*TASK DESCRIPTION*
Your task is to reproduce the entries below word for word.

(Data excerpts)
# # # #
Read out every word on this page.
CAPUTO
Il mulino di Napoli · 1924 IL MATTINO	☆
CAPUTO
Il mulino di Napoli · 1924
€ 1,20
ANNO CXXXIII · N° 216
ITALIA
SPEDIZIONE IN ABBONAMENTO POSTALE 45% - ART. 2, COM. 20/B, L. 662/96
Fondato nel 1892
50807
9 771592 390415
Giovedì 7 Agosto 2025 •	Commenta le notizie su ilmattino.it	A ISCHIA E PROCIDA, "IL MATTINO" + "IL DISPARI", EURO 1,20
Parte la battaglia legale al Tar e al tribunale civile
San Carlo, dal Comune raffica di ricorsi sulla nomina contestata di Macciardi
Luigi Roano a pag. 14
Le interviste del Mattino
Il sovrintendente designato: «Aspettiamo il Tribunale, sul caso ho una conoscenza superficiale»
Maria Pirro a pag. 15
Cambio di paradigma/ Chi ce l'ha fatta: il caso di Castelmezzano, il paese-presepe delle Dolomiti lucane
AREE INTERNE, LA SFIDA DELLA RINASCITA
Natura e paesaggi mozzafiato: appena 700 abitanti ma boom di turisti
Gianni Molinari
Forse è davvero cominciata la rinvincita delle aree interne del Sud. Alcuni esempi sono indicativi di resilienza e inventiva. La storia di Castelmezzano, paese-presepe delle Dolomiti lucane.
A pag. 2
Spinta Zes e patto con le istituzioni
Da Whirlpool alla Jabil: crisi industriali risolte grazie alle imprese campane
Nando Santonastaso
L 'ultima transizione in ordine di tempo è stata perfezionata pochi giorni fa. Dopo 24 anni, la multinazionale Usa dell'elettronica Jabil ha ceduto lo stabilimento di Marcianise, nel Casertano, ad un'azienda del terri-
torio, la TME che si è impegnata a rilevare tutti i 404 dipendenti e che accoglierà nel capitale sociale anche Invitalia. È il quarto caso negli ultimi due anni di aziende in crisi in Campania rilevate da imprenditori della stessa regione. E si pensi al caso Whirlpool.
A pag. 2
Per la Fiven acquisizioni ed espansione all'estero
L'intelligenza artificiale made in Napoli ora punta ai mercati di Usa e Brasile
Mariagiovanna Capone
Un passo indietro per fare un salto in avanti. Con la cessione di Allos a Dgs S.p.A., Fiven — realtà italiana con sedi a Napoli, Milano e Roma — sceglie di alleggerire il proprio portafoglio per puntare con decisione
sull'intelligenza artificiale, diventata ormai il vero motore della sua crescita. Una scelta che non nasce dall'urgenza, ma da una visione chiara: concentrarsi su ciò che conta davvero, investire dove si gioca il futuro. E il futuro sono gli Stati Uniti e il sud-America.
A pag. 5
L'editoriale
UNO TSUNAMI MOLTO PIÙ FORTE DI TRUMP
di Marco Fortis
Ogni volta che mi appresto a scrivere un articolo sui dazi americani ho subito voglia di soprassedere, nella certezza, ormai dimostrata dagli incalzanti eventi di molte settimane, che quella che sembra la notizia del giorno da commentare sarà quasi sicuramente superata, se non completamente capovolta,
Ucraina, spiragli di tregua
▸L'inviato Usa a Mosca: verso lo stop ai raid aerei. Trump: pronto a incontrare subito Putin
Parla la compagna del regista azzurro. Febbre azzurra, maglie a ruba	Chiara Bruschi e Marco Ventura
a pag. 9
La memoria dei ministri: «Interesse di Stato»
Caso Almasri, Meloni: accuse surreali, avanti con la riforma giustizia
# # # #
*COMPLETED EXERCISE*
Read out every word on this page.
CAPUTO
Il mulino di Napoli · 1924 IL MATTINO	☆
CAPUTO
Il mulino di Napoli · 1924
€ 1,20
ANNO CXXXIII · N° 216
ITALIA
SPEDIZIONE IN ABBONAMENTO POSTALE 45% - ART. 2, COM. 20/B, L. 662/96
Fondato nel 1892
50807
9 771592 390415
Giovedì 7 Agosto 2025 •	Commenta le notizie su ilmattino.it	A ISCHIA E PROCIDA, "IL MATTINO" + "IL DISPARI", EURO 1,20
Parte la battaglia legale al Tar e al tribunale civile
San Carlo, dal Comune raffica di ricorsi sulla nomina contestata di Macciardi
Luigi Roano a pag. 14
Le interviste del Mattino
Il sovrintendente designato: «Aspettiamo il Tribunale, sul caso ho una conoscenza superficiale»
Maria Pirro a pag. 15
Cambio di paradigma/ Chi ce l'ha fatta: il caso di Castelmezzano, il paese-presepe delle Dolomiti lucane
AREE INTERNE, LA SFIDA DELLA RINASCITA
Natura e paesaggi mozzafiato: appena 700 abitanti ma boom di turisti
Gianni Molinari
Forse è davvero cominciata la rinvincita delle aree interne del Sud. Alcuni esempi sono indicativi di resilienza e inventiva. La storia di Castelmezzano, paese-presepe delle Dolomiti lucane.
A pag. 2
Spinta Zes e patto con le istituzioni
Da Whirlpool alla Jabil: crisi industriali risolte grazie alle imprese campane
Nando Santonastaso
L 'ultima transizione in ordine di tempo è stata perfezionata pochi giorni fa. Dopo 24 anni, la multinazionale Usa dell'elettronica Jabil ha ceduto lo stabilimento di Marcianise, nel Casertano, ad un'azienda del terri-
torio, la TME che si è impegnata a rilevare tutti i 404 dipendenti e che accoglierà nel capitale sociale anche Invitalia. È il quarto caso negli ultimi due anni di aziende in crisi in Campania rilevate da imprenditori della stessa regione. E si pensi al caso Whirlpool.
A pag. 2
Per la Fiven acquisizioni ed espansione all'estero
L'intelligenza artificiale made in Napoli ora punta ai mercati di Usa e Brasile
Mariagiovanna Capone
Un passo indietro per fare un salto in avanti. Con la cessione di Allos a Dgs S.p.A., Fiven — realtà italiana con sedi a Napoli, Milano e Roma — sceglie di alleggerire il proprio portafoglio per puntare con decisione
sull'intelligenza artificiale, diventata ormai il vero motore della sua crescita. Una scelta che non nasce dall'urgenza, ma da una visione chiara: concentrarsi su ciò che conta davvero, investire dove si gioca il futuro. E il futuro sono gli Stati Uniti e il sud-America.
A pag. 5
L'editoriale
UNO TSUNAMI MOLTO PIÙ FORTE DI TRUMP
di Marco Fortis
Ogni volta che mi appresto a scrivere un articolo sui dazi americani ho subito voglia di soprassedere, nella certezza, ormai dimostrata dagli incalzanti eventi di molte settimane, che quella che sembra la notizia del giorno da commentare sarà quasi sicuramente superata, se non completamente capovolta,
Ucraina, spiragli di tregua
▸L'inviato Usa a Mosca: verso lo stop ai raid aerei. Trump: pronto a incontrare subito Putin
Parla la compagna del regista azzurro. Febbre azzurra, maglie a ruba	Chiara Bruschi e Marco Ventura
a pag. 9
La memoria dei ministri: «Interesse di Stato»
Caso Almasri, Meloni: accuse surreali, avanti con la riforma giustizia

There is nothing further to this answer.